■ Task data:

╔══

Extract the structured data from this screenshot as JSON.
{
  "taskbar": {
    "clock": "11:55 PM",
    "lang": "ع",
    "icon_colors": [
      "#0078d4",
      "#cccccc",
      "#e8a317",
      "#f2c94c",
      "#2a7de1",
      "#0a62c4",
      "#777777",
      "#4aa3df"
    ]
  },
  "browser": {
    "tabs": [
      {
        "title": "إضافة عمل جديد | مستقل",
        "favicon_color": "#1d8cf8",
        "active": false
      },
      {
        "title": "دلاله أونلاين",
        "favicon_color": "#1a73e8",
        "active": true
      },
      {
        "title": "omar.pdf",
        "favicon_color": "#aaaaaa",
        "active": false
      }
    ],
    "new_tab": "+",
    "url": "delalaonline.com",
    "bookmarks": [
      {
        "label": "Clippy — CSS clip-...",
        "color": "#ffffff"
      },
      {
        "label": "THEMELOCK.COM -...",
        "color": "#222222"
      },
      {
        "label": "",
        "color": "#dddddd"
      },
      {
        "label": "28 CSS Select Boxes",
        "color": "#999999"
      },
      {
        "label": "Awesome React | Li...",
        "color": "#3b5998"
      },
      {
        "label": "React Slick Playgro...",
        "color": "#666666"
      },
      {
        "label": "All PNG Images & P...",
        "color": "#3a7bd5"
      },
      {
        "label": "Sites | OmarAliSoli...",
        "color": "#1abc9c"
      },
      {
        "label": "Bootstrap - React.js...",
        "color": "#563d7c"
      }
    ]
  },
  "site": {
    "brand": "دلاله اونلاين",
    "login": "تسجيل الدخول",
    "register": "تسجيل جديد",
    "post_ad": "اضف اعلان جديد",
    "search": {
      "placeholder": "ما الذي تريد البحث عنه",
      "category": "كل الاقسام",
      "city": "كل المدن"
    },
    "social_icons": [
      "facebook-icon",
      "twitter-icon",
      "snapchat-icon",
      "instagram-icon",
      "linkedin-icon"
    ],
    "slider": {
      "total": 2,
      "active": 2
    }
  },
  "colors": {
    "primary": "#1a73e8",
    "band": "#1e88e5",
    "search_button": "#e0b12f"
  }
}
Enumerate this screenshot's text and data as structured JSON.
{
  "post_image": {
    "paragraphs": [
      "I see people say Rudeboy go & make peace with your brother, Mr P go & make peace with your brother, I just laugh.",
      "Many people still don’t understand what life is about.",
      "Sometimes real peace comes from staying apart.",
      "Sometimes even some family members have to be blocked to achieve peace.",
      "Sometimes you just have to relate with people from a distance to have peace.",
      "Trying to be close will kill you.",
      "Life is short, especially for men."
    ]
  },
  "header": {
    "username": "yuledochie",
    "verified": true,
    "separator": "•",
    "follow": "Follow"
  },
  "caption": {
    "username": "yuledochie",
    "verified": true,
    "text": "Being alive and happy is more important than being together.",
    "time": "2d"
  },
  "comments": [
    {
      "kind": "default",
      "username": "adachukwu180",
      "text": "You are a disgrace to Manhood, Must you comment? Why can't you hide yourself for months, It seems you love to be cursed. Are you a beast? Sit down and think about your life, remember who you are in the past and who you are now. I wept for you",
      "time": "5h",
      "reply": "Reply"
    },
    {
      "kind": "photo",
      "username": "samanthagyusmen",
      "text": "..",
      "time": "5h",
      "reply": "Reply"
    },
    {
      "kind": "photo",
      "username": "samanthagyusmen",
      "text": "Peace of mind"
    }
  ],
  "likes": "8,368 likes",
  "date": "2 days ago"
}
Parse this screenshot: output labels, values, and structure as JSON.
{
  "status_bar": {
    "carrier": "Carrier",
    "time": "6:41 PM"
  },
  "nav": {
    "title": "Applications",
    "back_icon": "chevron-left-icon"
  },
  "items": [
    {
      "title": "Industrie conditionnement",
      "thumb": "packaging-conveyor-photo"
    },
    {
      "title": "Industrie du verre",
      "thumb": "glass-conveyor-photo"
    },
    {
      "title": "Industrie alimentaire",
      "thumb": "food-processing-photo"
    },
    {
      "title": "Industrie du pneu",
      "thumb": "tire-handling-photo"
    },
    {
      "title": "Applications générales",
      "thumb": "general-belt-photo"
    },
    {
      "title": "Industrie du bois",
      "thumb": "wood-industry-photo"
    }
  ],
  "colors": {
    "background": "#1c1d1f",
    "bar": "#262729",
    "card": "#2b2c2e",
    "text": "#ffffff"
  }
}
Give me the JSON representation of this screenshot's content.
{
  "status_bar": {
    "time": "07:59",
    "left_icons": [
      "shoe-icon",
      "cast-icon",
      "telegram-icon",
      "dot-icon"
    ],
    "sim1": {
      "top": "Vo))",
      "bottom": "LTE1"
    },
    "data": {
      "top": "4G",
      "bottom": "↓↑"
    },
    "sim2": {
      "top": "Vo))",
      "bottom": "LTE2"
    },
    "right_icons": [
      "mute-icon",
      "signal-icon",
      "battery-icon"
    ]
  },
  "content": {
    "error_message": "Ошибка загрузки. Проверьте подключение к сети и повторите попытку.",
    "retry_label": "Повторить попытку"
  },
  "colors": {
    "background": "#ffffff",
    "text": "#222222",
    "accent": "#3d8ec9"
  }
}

╚══

■ Exercise:
Faithfully copy every entry, leaving nothing out.

■ Exercise solution:
Extract the structured data from this screenshot as JSON.
{
  "taskbar": {
    "clock": "11:55 PM",
    "lang": "ع",
    "icon_colors": [
      "#0078d4",
      "#cccccc",
      "#e8a317",
      "#f2c94c",
      "#2a7de1",
      "#0a62c4",
      "#777777",
      "#4aa3df"
    ]
  },
  "browser": {
    "tabs": [
      {
        "title": "إضافة عمل جديد | مستقل",
        "favicon_color": "#1d8cf8",
        "active": false
      },
      {
        "title": "دلاله أونلاين",
        "favicon_color": "#1a73e8",
        "active": true
      },
      {
        "title": "omar.pdf",
        "favicon_color": "#aaaaaa",
        "active": false
      }
    ],
    "new_tab": "+",
    "url": "delalaonline.com",
    "bookmarks": [
      {
        "label": "Clippy — CSS clip-...",
        "color": "#ffffff"
      },
      {
        "label": "THEMELOCK.COM -...",
        "color": "#222222"
      },
      {
        "label": "",
        "color": "#dddddd"
      },
      {
        "label": "28 CSS Select Boxes",
        "color": "#999999"
      },
      {
        "label": "Awesome React | Li...",
        "color": "#3b5998"
      },
      {
        "label": "React Slick Playgro...",
        "color": "#666666"
      },
      {
        "label": "All PNG Images & P...",
        "color": "#3a7bd5"
      },
      {
        "label": "Sites | OmarAliSoli...",
        "color": "#1abc9c"
      },
      {
        "label": "Bootstrap - React.js...",
        "color": "#563d7c"
      }
    ]
  },
  "site": {
    "brand": "دلاله اونلاين",
    "login": "تسجيل الدخول",
    "register": "تسجيل جديد",
    "post_ad": "اضف اعلان جديد",
    "search": {
      "placeholder": "ما الذي تريد البحث عنه",
      "category": "كل الاقسام",
      "city": "كل المدن"
    },
    "social_icons": [
      "facebook-icon",
      "twitter-icon",
      "snapchat-icon",
      "instagram-icon",
      "linkedin-icon"
    ],
    "slider": {
      "total": 2,
      "active": 2
    }
  },
  "colors": {
    "primary": "#1a73e8",
    "band": "#1e88e5",
    "search_button": "#e0b12f"
  }
}
Enumerate this screenshot's text and data as structured JSON.
{
  "post_image": {
    "paragraphs": [
      "I see people say Rudeboy go & make peace with your brother, Mr P go & make peace with your brother, I just laugh.",
      "Many people still don’t understand what life is about.",
      "Sometimes real peace comes from staying apart.",
      "Sometimes even some family members have to be blocked to achieve peace.",
      "Sometimes you just have to relate with people from a distance to have peace.",
      "Trying to be close will kill you.",
      "Life is short, especially for men."
    ]
  },
  "header": {
    "username": "yuledochie",
    "verified": true,
    "separator": "•",
    "follow": "Follow"
  },
  "caption": {
    "username": "yuledochie",
    "verified": true,
    "text": "Being alive and happy is more important than being together.",
    "time": "2d"
  },
  "comments": [
    {
      "kind": "default",
      "username": "adachukwu180",
      "text": "You are a disgrace to Manhood, Must you comment? Why can't you hide yourself for months, It seems you love to be cursed. Are you a beast? Sit down and think about your life, remember who you are in the past and who you are now. I wept for you",
      "time": "5h",
      "reply": "Reply"
    },
    {
      "kind": "photo",
      "username": "samanthagyusmen",
      "text": "..",
      "time": "5h",
      "reply": "Reply"
    },
    {
      "kind": "photo",
      "username": "samanthagyusmen",
      "text": "Peace of mind"
    }
  ],
  "likes": "8,368 likes",
  "date": "2 days ago"
}
Parse this screenshot: output labels, values, and structure as JSON.
{
  "status_bar": {
    "carrier": "Carrier",
    "time": "6:41 PM"
  },
  "nav": {
    "title": "Applications",
    "back_icon": "chevron-left-icon"
  },
  "items": [
    {
      "title": "Industrie conditionnement",
      "thumb": "packaging-conveyor-photo"
    },
    {
      "title": "Industrie du verre",
      "thumb": "glass-conveyor-photo"
    },
    {
      "title": "Industrie alimentaire",
      "thumb": "food-processing-photo"
    },
    {
      "title": "Industrie du pneu",
      "thumb": "tire-handling-photo"
    },
    {
      "title": "Applications générales",
      "thumb": "general-belt-photo"
    },
    {
      "title": "Industrie du bois",
      "thumb": "wood-industry-photo"
    }
  ],
  "colors": {
    "background": "#1c1d1f",
    "bar": "#262729",
    "card": "#2b2c2e",
    "text": "#ffffff"
  }
}
Give me the JSON representation of this screenshot's content.
{
  "status_bar": {
    "time": "07:59",
    "left_icons": [
      "shoe-icon",
      "cast-icon",
      "telegram-icon",
      "dot-icon"
    ],
    "sim1": {
      "top": "Vo))",
      "bottom": "LTE1"
    },
    "data": {
      "top": "4G",
      "bottom": "↓↑"
    },
    "sim2": {
      "top": "Vo))",
      "bottom": "LTE2"
    },
    "right_icons": [
      "mute-icon",
      "signal-icon",
      "battery-icon"
    ]
  },
  "content": {
    "error_message": "Ошибка загрузки. Проверьте подключение к сети и повторите попытку.",
    "retry_label": "Повторить попытку"
  },
  "colors": {
    "background": "#ffffff",
    "text": "#222222",
    "accent": "#3d8ec9"
  }
}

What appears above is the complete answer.